= Short exercise =
Spot each line that carries the word "Управление"; copy those lines.

***** Information supplied *****

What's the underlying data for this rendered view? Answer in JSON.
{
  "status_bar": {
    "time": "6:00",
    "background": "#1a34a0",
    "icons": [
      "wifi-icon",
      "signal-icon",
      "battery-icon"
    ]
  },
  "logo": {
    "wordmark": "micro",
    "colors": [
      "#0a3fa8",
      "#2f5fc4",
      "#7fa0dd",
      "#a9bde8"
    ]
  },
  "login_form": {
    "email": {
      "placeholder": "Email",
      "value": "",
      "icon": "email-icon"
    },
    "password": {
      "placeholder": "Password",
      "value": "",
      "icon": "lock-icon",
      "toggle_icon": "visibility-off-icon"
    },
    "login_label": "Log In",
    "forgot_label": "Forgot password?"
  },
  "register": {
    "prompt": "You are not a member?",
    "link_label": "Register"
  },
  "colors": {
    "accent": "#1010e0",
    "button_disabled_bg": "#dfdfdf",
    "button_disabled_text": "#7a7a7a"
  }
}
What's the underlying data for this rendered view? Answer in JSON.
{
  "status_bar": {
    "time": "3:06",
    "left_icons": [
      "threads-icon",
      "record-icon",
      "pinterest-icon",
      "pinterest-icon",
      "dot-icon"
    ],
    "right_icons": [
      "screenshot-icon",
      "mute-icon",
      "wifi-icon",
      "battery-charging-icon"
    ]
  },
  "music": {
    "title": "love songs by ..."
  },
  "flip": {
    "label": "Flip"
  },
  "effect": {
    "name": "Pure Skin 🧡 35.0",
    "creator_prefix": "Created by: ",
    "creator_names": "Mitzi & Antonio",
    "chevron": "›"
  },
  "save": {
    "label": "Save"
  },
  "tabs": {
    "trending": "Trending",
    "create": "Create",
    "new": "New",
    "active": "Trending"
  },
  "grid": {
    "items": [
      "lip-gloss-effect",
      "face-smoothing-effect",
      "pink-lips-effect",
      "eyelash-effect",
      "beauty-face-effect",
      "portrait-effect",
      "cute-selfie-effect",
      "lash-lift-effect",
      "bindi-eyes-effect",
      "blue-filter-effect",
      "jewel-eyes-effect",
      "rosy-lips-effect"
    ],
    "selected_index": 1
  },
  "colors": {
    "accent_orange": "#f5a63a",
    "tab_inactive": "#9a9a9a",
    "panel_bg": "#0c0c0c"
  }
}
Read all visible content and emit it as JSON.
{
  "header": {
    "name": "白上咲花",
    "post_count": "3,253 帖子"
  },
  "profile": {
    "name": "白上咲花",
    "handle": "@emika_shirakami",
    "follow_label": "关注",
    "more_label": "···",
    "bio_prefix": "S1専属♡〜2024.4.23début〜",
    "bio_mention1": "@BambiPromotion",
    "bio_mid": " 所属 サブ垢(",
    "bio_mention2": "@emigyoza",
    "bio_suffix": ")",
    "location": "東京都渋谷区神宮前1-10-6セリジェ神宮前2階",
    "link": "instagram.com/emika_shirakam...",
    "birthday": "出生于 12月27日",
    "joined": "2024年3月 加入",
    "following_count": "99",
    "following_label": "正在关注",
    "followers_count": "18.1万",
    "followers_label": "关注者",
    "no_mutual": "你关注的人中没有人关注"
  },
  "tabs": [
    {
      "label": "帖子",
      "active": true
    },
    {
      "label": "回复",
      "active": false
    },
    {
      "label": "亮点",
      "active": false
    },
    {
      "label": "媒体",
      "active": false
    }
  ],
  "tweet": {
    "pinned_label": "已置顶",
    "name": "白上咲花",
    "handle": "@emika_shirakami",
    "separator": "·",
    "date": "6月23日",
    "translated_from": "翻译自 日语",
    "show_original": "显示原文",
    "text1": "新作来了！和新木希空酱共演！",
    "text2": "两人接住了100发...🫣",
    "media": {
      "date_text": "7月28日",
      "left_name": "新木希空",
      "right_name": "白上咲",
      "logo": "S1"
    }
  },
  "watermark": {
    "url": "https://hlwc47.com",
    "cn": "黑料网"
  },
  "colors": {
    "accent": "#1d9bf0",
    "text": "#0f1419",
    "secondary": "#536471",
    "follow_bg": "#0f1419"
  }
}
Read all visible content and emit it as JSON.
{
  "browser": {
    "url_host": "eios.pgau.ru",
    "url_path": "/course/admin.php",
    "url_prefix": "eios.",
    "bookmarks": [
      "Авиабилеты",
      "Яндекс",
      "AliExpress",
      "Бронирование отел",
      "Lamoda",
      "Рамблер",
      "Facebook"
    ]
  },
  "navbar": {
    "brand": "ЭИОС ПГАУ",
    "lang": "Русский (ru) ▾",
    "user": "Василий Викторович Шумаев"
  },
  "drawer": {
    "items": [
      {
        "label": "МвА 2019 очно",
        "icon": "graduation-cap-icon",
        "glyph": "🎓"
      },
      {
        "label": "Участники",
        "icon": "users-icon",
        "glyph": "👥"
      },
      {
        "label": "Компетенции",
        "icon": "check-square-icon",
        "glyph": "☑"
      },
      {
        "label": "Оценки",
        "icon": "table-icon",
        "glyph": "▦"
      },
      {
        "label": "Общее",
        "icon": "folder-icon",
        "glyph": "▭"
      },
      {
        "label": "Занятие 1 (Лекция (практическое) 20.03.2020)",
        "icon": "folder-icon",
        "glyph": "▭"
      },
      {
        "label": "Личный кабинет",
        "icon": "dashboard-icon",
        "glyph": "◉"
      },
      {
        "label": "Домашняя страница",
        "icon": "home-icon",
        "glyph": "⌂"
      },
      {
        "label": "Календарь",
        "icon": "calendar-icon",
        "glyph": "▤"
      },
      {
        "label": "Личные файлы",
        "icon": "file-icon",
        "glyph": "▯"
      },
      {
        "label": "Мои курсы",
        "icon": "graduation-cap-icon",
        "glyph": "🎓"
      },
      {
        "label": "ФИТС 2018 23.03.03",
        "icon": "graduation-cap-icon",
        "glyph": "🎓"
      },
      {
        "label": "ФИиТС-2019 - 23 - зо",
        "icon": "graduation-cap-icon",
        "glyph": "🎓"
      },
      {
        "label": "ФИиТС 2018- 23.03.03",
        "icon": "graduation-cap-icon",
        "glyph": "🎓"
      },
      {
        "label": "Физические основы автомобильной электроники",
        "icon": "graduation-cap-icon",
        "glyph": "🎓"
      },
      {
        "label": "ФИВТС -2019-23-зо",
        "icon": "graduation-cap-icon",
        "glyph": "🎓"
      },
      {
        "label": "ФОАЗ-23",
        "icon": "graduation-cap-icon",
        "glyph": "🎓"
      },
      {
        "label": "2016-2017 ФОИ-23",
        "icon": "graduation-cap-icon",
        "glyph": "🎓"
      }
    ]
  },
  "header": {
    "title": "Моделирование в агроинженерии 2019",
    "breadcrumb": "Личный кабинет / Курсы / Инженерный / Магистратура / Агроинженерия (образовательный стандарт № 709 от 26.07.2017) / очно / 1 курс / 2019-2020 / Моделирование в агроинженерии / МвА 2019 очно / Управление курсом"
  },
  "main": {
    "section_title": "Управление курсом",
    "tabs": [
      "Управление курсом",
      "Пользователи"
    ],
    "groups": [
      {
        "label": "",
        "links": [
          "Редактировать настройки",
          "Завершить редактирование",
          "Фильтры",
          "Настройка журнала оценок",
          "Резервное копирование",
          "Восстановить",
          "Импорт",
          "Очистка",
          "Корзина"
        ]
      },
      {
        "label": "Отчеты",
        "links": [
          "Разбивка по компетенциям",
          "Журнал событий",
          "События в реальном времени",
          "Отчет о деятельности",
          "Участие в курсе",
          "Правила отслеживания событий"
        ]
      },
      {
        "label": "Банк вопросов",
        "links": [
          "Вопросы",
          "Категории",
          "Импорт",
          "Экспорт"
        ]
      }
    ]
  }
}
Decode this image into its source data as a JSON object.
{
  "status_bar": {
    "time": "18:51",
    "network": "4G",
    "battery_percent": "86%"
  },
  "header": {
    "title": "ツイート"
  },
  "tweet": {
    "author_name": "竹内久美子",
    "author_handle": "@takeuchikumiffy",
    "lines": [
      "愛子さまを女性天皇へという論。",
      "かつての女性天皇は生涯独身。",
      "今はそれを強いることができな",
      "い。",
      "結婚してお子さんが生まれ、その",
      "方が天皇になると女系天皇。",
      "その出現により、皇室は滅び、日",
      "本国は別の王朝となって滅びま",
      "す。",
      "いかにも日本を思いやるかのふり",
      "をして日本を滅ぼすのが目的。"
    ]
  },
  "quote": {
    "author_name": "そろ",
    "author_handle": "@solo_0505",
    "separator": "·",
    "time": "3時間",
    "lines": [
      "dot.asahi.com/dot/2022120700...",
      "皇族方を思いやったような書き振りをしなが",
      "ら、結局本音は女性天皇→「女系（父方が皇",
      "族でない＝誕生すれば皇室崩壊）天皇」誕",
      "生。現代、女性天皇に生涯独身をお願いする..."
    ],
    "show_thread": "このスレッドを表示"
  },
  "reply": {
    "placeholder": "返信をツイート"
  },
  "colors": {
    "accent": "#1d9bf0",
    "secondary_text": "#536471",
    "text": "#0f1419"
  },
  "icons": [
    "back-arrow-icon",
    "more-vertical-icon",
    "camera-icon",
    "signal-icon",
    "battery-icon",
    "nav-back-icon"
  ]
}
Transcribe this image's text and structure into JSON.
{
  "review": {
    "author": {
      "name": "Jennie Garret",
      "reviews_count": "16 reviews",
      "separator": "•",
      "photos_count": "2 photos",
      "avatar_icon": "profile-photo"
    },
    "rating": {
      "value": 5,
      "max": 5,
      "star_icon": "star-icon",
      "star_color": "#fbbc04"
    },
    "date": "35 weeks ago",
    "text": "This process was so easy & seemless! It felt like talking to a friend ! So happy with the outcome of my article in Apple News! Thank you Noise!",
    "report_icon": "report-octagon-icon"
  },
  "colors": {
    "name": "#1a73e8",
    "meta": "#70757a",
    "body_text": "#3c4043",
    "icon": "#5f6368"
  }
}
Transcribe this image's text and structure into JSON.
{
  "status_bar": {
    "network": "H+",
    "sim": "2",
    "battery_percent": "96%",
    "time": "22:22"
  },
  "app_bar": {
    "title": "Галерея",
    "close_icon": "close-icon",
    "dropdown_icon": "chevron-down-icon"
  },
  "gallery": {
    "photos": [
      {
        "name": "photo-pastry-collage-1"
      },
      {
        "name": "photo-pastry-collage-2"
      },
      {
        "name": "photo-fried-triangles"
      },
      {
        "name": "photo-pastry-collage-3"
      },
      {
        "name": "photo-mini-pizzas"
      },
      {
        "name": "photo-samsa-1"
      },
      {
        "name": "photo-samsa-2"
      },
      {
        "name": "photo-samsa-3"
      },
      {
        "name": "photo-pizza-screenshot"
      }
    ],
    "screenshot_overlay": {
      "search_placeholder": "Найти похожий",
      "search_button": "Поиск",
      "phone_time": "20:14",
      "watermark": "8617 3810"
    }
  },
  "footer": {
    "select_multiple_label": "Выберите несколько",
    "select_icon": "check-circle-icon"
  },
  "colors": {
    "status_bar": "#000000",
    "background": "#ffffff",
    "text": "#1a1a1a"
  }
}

*****

= Answer to this task =
    "breadcrumb": "Личный кабинет / Курсы / Инженерный / Магистратура / Агроинженерия (образовательный стандарт № 709 от 26.07.2017) / очно / 1 курс / 2019-2020 / Моделирование в агроинженерии / МвА 2019 очно / Управление курсом"
    "section_title": "Управление курсом",
      "Управление курсом",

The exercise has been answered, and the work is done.